** START Records for the task **
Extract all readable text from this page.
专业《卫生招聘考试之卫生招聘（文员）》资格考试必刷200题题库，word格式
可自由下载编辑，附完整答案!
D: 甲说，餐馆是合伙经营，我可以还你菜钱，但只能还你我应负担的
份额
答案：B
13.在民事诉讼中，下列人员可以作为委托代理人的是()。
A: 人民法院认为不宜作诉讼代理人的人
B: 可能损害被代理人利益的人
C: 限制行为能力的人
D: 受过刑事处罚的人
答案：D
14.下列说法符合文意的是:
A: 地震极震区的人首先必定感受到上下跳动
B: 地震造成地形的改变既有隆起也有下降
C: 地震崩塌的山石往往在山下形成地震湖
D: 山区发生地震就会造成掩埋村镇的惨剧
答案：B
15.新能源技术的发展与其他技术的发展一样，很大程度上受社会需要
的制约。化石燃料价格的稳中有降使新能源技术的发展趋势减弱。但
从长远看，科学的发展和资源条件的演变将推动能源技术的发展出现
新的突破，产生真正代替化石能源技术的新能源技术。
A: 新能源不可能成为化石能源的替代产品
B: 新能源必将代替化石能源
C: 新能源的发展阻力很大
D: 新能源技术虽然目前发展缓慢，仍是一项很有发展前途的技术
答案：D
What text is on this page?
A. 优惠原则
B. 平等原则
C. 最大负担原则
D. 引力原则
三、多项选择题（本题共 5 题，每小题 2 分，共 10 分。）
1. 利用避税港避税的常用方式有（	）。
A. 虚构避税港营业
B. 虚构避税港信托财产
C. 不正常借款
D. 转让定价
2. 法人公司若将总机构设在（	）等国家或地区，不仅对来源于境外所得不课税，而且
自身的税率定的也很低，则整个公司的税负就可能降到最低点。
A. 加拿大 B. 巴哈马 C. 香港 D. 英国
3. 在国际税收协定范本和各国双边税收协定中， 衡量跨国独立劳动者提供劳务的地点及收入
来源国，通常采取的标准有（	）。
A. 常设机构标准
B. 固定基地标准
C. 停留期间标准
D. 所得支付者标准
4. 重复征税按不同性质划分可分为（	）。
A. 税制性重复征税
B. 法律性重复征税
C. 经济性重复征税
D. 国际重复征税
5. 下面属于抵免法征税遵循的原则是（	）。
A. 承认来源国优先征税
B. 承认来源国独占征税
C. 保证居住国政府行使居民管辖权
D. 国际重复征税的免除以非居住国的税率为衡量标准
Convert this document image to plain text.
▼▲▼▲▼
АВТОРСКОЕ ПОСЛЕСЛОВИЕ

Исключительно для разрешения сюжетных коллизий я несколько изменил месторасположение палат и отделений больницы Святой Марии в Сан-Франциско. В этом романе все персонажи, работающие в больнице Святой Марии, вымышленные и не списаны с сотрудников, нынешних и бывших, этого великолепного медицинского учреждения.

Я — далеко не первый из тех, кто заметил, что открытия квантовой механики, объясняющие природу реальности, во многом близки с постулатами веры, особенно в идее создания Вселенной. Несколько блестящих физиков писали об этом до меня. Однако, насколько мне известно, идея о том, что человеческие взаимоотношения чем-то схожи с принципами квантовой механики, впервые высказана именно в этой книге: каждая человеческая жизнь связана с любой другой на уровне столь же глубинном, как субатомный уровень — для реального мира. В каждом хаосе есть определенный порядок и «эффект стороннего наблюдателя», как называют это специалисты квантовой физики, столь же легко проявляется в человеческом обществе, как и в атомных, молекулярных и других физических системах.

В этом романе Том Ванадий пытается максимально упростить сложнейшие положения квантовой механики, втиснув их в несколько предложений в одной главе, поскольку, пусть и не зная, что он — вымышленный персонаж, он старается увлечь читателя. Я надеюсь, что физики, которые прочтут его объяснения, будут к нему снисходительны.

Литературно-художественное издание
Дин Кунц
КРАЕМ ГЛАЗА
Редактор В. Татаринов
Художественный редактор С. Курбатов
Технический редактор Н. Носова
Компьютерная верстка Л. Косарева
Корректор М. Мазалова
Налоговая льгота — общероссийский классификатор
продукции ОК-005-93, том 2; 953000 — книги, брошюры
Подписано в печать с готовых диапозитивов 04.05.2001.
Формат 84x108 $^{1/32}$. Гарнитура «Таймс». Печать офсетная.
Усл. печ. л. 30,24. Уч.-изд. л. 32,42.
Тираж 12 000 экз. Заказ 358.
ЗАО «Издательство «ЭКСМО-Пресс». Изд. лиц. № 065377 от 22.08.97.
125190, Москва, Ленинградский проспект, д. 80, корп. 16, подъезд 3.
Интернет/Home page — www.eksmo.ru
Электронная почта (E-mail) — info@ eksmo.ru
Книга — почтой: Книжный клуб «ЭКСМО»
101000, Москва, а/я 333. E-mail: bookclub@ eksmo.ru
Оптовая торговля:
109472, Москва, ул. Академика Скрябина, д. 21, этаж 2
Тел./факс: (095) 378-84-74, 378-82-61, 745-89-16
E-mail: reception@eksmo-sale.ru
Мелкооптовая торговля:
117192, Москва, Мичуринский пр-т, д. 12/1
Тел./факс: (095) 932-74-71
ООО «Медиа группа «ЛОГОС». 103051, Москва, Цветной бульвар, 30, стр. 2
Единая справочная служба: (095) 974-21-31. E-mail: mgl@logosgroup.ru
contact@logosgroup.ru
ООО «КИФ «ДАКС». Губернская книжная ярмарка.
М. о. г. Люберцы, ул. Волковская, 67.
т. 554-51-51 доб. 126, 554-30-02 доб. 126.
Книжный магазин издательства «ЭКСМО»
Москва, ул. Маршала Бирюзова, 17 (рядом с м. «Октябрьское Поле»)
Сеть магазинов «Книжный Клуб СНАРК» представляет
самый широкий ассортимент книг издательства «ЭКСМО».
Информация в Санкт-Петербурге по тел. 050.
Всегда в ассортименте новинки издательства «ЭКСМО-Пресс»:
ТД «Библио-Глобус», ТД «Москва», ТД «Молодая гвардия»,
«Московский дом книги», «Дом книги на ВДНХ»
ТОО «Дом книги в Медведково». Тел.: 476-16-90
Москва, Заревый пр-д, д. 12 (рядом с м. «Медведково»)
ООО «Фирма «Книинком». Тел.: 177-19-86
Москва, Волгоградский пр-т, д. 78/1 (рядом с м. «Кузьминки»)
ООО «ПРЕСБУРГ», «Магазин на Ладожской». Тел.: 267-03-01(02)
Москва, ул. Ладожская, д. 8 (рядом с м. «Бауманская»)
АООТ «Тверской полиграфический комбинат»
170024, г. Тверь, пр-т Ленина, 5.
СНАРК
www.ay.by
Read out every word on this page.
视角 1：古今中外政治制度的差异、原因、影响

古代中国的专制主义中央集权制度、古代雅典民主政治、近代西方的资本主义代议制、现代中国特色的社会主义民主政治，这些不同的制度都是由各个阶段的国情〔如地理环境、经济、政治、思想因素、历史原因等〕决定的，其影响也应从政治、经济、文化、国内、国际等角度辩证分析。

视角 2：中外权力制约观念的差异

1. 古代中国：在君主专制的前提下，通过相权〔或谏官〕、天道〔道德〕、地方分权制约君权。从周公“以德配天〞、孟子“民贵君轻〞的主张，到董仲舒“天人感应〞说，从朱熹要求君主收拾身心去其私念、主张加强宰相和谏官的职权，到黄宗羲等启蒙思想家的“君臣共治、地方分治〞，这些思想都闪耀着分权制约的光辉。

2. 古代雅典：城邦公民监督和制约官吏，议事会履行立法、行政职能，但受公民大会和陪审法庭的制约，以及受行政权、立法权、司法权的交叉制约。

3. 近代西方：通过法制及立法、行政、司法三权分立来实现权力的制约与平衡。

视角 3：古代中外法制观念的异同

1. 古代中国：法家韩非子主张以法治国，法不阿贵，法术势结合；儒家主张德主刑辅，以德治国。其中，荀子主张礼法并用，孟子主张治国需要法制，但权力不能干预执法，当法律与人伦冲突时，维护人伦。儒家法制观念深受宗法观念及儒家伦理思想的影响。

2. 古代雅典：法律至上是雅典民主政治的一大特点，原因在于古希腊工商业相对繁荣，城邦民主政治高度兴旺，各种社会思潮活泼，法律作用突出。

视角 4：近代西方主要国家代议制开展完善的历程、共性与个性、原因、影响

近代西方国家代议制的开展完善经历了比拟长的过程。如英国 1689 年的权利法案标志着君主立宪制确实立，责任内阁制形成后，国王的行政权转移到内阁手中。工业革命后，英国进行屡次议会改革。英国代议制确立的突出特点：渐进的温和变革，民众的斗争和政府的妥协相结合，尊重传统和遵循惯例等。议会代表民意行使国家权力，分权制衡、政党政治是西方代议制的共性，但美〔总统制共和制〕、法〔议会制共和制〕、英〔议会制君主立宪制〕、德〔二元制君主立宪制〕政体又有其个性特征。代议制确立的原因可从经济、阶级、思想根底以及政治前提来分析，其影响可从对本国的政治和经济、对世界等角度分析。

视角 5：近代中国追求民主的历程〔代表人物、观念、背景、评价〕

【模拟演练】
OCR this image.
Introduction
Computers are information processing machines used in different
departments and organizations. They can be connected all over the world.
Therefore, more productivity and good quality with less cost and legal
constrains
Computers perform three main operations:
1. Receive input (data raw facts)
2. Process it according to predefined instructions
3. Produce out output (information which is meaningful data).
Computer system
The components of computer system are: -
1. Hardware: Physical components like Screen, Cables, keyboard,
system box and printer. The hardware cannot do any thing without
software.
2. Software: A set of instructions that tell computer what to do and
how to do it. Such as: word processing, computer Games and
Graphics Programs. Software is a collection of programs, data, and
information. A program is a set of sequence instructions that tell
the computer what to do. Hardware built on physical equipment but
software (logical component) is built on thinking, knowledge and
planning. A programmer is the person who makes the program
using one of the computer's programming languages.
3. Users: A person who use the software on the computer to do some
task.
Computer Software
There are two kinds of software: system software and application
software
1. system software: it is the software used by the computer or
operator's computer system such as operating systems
** END Records for the task **
The problem —
Report how many lines of the records above contain the word "components", and give only that number.

Complete answer —
2